### EXERCISE TASK
Output all lines exactly.

### RECORDS SHOWN
################
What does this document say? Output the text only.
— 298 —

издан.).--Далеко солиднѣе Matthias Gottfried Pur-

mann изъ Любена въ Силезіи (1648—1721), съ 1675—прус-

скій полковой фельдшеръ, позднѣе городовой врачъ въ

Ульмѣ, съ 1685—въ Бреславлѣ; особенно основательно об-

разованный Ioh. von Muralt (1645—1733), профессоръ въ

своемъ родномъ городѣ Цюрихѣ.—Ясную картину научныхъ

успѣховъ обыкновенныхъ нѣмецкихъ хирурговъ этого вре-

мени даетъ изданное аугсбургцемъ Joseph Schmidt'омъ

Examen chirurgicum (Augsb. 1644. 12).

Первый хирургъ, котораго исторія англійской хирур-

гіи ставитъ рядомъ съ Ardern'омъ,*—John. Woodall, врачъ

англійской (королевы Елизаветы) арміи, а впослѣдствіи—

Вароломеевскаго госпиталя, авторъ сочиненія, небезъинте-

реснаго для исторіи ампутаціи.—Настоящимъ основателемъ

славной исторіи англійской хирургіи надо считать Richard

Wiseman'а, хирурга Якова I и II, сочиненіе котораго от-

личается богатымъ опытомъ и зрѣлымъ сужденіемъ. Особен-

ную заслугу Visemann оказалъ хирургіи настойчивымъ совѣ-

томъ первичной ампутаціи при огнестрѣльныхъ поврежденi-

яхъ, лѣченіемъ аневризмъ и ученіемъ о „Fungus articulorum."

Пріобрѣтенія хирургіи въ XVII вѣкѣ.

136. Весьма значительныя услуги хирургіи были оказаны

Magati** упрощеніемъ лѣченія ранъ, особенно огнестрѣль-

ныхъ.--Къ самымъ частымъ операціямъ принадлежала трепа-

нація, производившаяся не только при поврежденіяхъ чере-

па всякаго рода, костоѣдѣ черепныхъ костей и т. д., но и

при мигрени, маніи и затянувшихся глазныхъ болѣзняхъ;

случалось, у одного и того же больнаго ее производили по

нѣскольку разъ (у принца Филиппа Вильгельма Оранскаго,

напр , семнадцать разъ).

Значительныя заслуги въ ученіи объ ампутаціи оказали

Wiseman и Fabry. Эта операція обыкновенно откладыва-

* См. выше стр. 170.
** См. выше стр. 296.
################
### SOLUTION TO THIS EXERCISE
What does this document say? Output the text only.
— 298 —

издан.).--Далеко солиднѣе Matthias Gottfried Pur-

mann изъ Любена въ Силезіи (1648—1721), съ 1675—прус-

скій полковой фельдшеръ, позднѣе городовой врачъ въ

Ульмѣ, съ 1685—въ Бреславлѣ; особенно основательно об-

разованный Ioh. von Muralt (1645—1733), профессоръ въ

своемъ родномъ городѣ Цюрихѣ.—Ясную картину научныхъ

успѣховъ обыкновенныхъ нѣмецкихъ хирурговъ этого вре-

мени даетъ изданное аугсбургцемъ Joseph Schmidt'омъ

Examen chirurgicum (Augsb. 1644. 12).

Первый хирургъ, котораго исторія англійской хирур-

гіи ставитъ рядомъ съ Ardern'омъ,*—John. Woodall, врачъ

англійской (королевы Елизаветы) арміи, а впослѣдствіи—

Вароломеевскаго госпиталя, авторъ сочиненія, небезъинте-

реснаго для исторіи ампутаціи.—Настоящимъ основателемъ

славной исторіи англійской хирургіи надо считать Richard

Wiseman'а, хирурга Якова I и II, сочиненіе котораго от-

личается богатымъ опытомъ и зрѣлымъ сужденіемъ. Особен-

ную заслугу Visemann оказалъ хирургіи настойчивымъ совѣ-

томъ первичной ампутаціи при огнестрѣльныхъ поврежденi-

яхъ, лѣченіемъ аневризмъ и ученіемъ о „Fungus articulorum."

Пріобрѣтенія хирургіи въ XVII вѣкѣ.

136. Весьма значительныя услуги хирургіи были оказаны

Magati** упрощеніемъ лѣченія ранъ, особенно огнестрѣль-

ныхъ.--Къ самымъ частымъ операціямъ принадлежала трепа-

нація, производившаяся не только при поврежденіяхъ чере-

па всякаго рода, костоѣдѣ черепныхъ костей и т. д., но и

при мигрени, маніи и затянувшихся глазныхъ болѣзняхъ;

случалось, у одного и того же больнаго ее производили по

нѣскольку разъ (у принца Филиппа Вильгельма Оранскаго,

напр , семнадцать разъ).

Значительныя заслуги въ ученіи объ ампутаціи оказали

Wiseman и Fabry. Эта операція обыкновенно откладыва-

* См. выше стр. 170.
** См. выше стр. 296.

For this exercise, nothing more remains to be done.